:: Entries ::

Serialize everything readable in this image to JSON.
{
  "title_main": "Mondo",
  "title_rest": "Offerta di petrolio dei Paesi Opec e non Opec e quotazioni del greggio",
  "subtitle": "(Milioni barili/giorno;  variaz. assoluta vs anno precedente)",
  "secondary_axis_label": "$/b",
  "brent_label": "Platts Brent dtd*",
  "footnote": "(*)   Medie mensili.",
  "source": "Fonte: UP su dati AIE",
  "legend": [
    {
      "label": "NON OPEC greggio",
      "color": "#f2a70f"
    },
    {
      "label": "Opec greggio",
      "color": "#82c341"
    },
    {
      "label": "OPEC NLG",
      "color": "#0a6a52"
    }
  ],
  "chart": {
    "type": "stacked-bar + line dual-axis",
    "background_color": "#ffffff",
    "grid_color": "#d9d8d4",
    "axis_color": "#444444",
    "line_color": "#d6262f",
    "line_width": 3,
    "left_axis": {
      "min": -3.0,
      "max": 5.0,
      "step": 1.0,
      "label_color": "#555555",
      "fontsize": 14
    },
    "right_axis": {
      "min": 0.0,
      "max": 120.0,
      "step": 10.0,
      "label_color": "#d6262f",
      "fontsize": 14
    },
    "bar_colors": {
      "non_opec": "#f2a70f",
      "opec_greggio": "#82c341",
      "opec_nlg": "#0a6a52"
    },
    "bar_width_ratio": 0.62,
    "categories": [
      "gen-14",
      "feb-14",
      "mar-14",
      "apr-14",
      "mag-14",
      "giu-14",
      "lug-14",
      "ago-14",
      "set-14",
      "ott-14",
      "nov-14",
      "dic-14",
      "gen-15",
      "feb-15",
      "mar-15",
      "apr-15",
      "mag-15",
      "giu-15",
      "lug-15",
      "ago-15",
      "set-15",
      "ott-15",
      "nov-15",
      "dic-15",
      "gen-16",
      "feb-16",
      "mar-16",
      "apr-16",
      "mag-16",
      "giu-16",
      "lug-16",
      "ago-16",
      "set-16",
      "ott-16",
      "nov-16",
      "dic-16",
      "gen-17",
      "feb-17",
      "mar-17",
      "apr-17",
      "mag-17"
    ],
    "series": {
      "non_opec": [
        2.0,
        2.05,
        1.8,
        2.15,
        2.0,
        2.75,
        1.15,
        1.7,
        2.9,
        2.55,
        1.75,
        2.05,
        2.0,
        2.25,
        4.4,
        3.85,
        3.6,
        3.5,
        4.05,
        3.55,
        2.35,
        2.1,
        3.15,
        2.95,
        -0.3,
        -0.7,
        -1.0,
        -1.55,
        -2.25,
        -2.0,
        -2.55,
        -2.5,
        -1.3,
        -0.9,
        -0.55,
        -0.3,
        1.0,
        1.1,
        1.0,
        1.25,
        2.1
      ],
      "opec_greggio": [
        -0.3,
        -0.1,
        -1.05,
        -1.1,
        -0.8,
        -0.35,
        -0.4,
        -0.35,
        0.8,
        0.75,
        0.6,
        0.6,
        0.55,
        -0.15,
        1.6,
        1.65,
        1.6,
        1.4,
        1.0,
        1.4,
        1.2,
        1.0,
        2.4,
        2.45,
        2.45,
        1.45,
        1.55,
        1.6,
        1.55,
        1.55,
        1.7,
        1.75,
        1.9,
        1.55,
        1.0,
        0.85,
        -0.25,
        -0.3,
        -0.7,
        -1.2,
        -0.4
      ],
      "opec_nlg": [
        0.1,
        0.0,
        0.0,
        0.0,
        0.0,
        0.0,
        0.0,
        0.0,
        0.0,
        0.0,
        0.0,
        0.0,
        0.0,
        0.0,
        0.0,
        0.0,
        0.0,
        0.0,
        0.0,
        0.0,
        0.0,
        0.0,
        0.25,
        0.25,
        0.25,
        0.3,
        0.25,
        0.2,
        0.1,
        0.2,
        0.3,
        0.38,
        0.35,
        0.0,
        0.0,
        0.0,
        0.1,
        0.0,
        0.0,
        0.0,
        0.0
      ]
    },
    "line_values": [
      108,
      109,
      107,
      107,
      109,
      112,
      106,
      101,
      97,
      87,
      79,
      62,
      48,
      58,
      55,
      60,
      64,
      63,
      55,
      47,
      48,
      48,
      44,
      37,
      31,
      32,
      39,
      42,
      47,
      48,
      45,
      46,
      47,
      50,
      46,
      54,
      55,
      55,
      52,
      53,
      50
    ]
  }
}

:::

- [What you will do] Emit the records above again, exactly, with no line skipped.

- [Right answer]
Serialize everything readable in this image to JSON.
{
  "title_main": "Mondo",
  "title_rest": "Offerta di petrolio dei Paesi Opec e non Opec e quotazioni del greggio",
  "subtitle": "(Milioni barili/giorno;  variaz. assoluta vs anno precedente)",
  "secondary_axis_label": "$/b",
  "brent_label": "Platts Brent dtd*",
  "footnote": "(*)   Medie mensili.",
  "source": "Fonte: UP su dati AIE",
  "legend": [
    {
      "label": "NON OPEC greggio",
      "color": "#f2a70f"
    },
    {
      "label": "Opec greggio",
      "color": "#82c341"
    },
    {
      "label": "OPEC NLG",
      "color": "#0a6a52"
    }
  ],
  "chart": {
    "type": "stacked-bar + line dual-axis",
    "background_color": "#ffffff",
    "grid_color": "#d9d8d4",
    "axis_color": "#444444",
    "line_color": "#d6262f",
    "line_width": 3,
    "left_axis": {
      "min": -3.0,
      "max": 5.0,
      "step": 1.0,
      "label_color": "#555555",
      "fontsize": 14
    },
    "right_axis": {
      "min": 0.0,
      "max": 120.0,
      "step": 10.0,
      "label_color": "#d6262f",
      "fontsize": 14
    },
    "bar_colors": {
      "non_opec": "#f2a70f",
      "opec_greggio": "#82c341",
      "opec_nlg": "#0a6a52"
    },
    "bar_width_ratio": 0.62,
    "categories": [
      "gen-14",
      "feb-14",
      "mar-14",
      "apr-14",
      "mag-14",
      "giu-14",
      "lug-14",
      "ago-14",
      "set-14",
      "ott-14",
      "nov-14",
      "dic-14",
      "gen-15",
      "feb-15",
      "mar-15",
      "apr-15",
      "mag-15",
      "giu-15",
      "lug-15",
      "ago-15",
      "set-15",
      "ott-15",
      "nov-15",
      "dic-15",
      "gen-16",
      "feb-16",
      "mar-16",
      "apr-16",
      "mag-16",
      "giu-16",
      "lug-16",
      "ago-16",
      "set-16",
      "ott-16",
      "nov-16",
      "dic-16",
      "gen-17",
      "feb-17",
      "mar-17",
      "apr-17",
      "mag-17"
    ],
    "series": {
      "non_opec": [
        2.0,
        2.05,
        1.8,
        2.15,
        2.0,
        2.75,
        1.15,
        1.7,
        2.9,
        2.55,
        1.75,
        2.05,
        2.0,
        2.25,
        4.4,
        3.85,
        3.6,
        3.5,
        4.05,
        3.55,
        2.35,
        2.1,
        3.15,
        2.95,
        -0.3,
        -0.7,
        -1.0,
        -1.55,
        -2.25,
        -2.0,
        -2.55,
        -2.5,
        -1.3,
        -0.9,
        -0.55,
        -0.3,
        1.0,
        1.1,
        1.0,
        1.25,
        2.1
      ],
      "opec_greggio": [
        -0.3,
        -0.1,
        -1.05,
        -1.1,
        -0.8,
        -0.35,
        -0.4,
        -0.35,
        0.8,
        0.75,
        0.6,
        0.6,
        0.55,
        -0.15,
        1.6,
        1.65,
        1.6,
        1.4,
        1.0,
        1.4,
        1.2,
        1.0,
        2.4,
        2.45,
        2.45,
        1.45,
        1.55,
        1.6,
        1.55,
        1.55,
        1.7,
        1.75,
        1.9,
        1.55,
        1.0,
        0.85,
        -0.25,
        -0.3,
        -0.7,
        -1.2,
        -0.4
      ],
      "opec_nlg": [
        0.1,
        0.0,
        0.0,
        0.0,
        0.0,
        0.0,
        0.0,
        0.0,
        0.0,
        0.0,
        0.0,
        0.0,
        0.0,
        0.0,
        0.0,
        0.0,
        0.0,
        0.0,
        0.0,
        0.0,
        0.0,
        0.0,
        0.25,
        0.25,
        0.25,
        0.3,
        0.25,
        0.2,
        0.1,
        0.2,
        0.3,
        0.38,
        0.35,
        0.0,
        0.0,
        0.0,
        0.1,
        0.0,
        0.0,
        0.0,
        0.0
      ]
    },
    "line_values": [
      108,
      109,
      107,
      107,
      109,
      112,
      106,
      101,
      97,
      87,
      79,
      62,
      48,
      58,
      55,
      60,
      64,
      63,
      55,
      47,
      48,
      48,
      44,
      37,
      31,
      32,
      39,
      42,
      47,
      48,
      45,
      46,
      47,
      50,
      46,
      54,
      55,
      55,
      52,
      53,
      50
    ]
  }
}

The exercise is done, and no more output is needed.